What the task requires » Convert the lines of the material between the line holding "setting-label: Always expand" and the line holding "background-text: h — [962, 187, 977, 220]", inclusive, into a numbered list, leaving out any blank lines.
** begin Supplied entries **
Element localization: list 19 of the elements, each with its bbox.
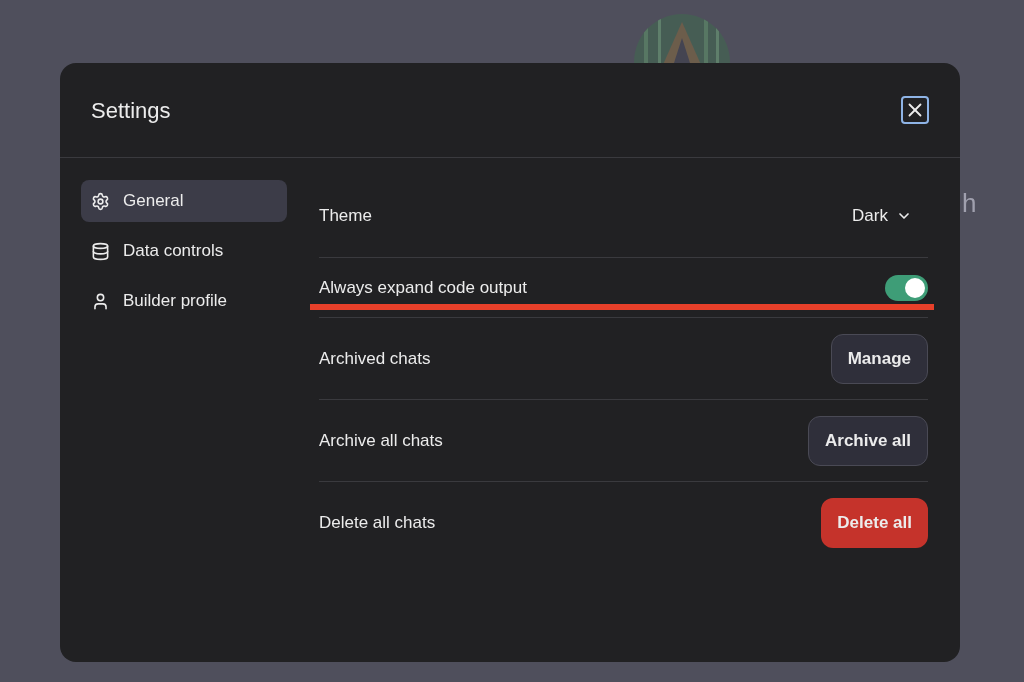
setting-label: Always expand code output — [319, 276, 527, 299]
gear-icon — [91, 191, 110, 211]
setting-label: Theme — [319, 205, 372, 228]
theme-dropdown[interactable]: Dark — [852, 203, 928, 229]
setting-label: Archived chats — [319, 347, 431, 370]
toggle-switch[interactable] — [885, 274, 928, 301]
action-button[interactable]: Archive all — [808, 415, 928, 466]
dialog-title: Settings — [91, 96, 171, 125]
sidebar-tab[interactable]: Builder profile — [81, 280, 287, 322]
person-icon — [91, 291, 110, 311]
close-button[interactable] — [901, 96, 929, 124]
database-icon — [91, 241, 110, 261]
background-text: h — [962, 187, 977, 220]
delete-button[interactable]: Delete all — [821, 497, 928, 548]
sidebar-tab[interactable]: Data controls — [81, 230, 287, 272]
setting-label: Delete all chats — [319, 511, 436, 534]
setting-label: Archive all chats — [319, 429, 443, 452]
action-button[interactable]: Manage — [830, 333, 928, 384]
sidebar-tab[interactable]: General — [81, 180, 287, 222]
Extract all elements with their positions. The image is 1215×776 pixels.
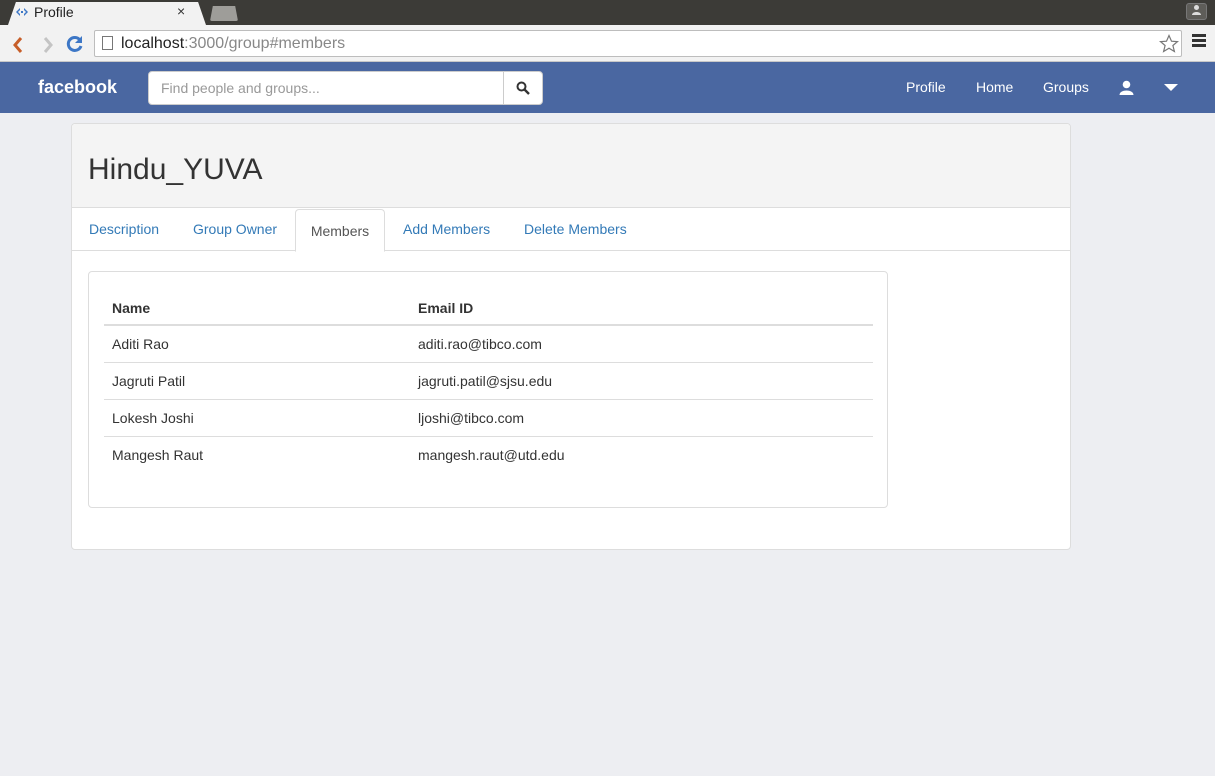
- group-title: Hindu_YUVA: [88, 153, 263, 186]
- tab-favicon-icon: [16, 8, 28, 16]
- tab-group-owner[interactable]: Group Owner: [193, 208, 277, 251]
- dropdown-caret-icon[interactable]: [1164, 84, 1178, 91]
- new-tab-button[interactable]: [210, 6, 238, 21]
- member-email: aditi.rao@tibco.com: [418, 335, 542, 352]
- members-card: Name Email ID Aditi Rao aditi.rao@tibco.…: [88, 271, 888, 508]
- browser-profile-icon[interactable]: [1186, 3, 1207, 20]
- bookmark-star-icon[interactable]: [1159, 34, 1179, 54]
- column-header-name: Name: [104, 287, 410, 326]
- nav-profile[interactable]: Profile: [906, 79, 946, 95]
- page-icon: [102, 36, 113, 50]
- member-name: Lokesh Joshi: [104, 398, 410, 436]
- tab-close-icon[interactable]: ×: [177, 3, 185, 19]
- member-email: ljoshi@tibco.com: [410, 398, 873, 436]
- member-name: Jagruti Patil: [104, 361, 410, 399]
- url-host: localhost: [121, 35, 185, 52]
- nav-groups[interactable]: Groups: [1043, 79, 1089, 95]
- search-input[interactable]: [149, 72, 505, 104]
- members-table: Name Email ID Aditi Rao aditi.rao@tibco.…: [104, 287, 873, 473]
- table-row: Mangesh Raut mangesh.raut@utd.edu: [104, 435, 873, 473]
- browser-toolbar: localhost:3000/group#members: [0, 25, 1215, 62]
- url-path: :3000/group#members: [184, 35, 346, 52]
- member-email: jagruti.patil@sjsu.edu: [410, 361, 873, 399]
- browser-tabstrip: Profile ×: [0, 0, 1215, 25]
- address-bar[interactable]: localhost:3000/group#members: [94, 30, 1182, 57]
- forward-icon[interactable]: [40, 35, 56, 55]
- user-icon[interactable]: [1119, 80, 1134, 95]
- group-tabs: Description Group Owner Members Add Memb…: [72, 208, 1070, 252]
- group-panel: Hindu_YUVA Description Group Owner Membe…: [71, 123, 1071, 550]
- member-name: Aditi Rao: [112, 335, 169, 352]
- nav-home[interactable]: Home: [976, 79, 1013, 95]
- column-header-email: Email ID: [410, 287, 873, 326]
- site-header: facebook Profile Home Groups: [0, 62, 1215, 113]
- tab-members[interactable]: Members: [295, 209, 385, 252]
- member-name: Mangesh Raut: [104, 435, 410, 473]
- table-row: Jagruti Patil jagruti.patil@sjsu.edu: [104, 361, 873, 399]
- search-icon: [516, 81, 530, 95]
- url-text: localhost:3000/group#members: [121, 35, 345, 53]
- tab-delete-members[interactable]: Delete Members: [524, 208, 627, 251]
- tab-add-members[interactable]: Add Members: [403, 208, 490, 251]
- browser-menu-icon[interactable]: [1192, 34, 1206, 47]
- search-button[interactable]: [503, 72, 542, 104]
- member-email: mangesh.raut@utd.edu: [410, 435, 873, 473]
- tab-description[interactable]: Description: [89, 208, 159, 251]
- reload-icon[interactable]: [66, 35, 84, 53]
- search-box: [148, 71, 543, 105]
- table-row: Lokesh Joshi ljoshi@tibco.com: [104, 398, 873, 436]
- brand-logo[interactable]: facebook: [38, 77, 117, 98]
- tab-title: Profile: [34, 4, 74, 20]
- table-header-row: Name Email ID: [104, 287, 873, 326]
- back-icon[interactable]: [10, 35, 26, 55]
- table-row: Aditi Rao aditi.rao@tibco.com: [104, 325, 873, 362]
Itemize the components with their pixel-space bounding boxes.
** end Supplied entries **
Task response »
1. setting-label: Always expand code output — [319, 276, 527, 299]
2. gear-icon — [91, 191, 110, 211]
3. setting-label: Theme — [319, 205, 372, 228]
4. theme-dropdown[interactable]: Dark — [852, 203, 928, 229]
5. setting-label: Archived chats — [319, 347, 431, 370]
6. toggle-switch[interactable] — [885, 274, 928, 301]
7. action-button[interactable]: Archive all — [808, 415, 928, 466]
8. dialog-title: Settings — [91, 96, 171, 125]
9. sidebar-tab[interactable]: Builder profile — [81, 280, 287, 322]
10. person-icon — [91, 291, 110, 311]
11. close-button[interactable] — [901, 96, 929, 124]
12. database-icon — [91, 241, 110, 261]
13. background-text: h — [962, 187, 977, 220]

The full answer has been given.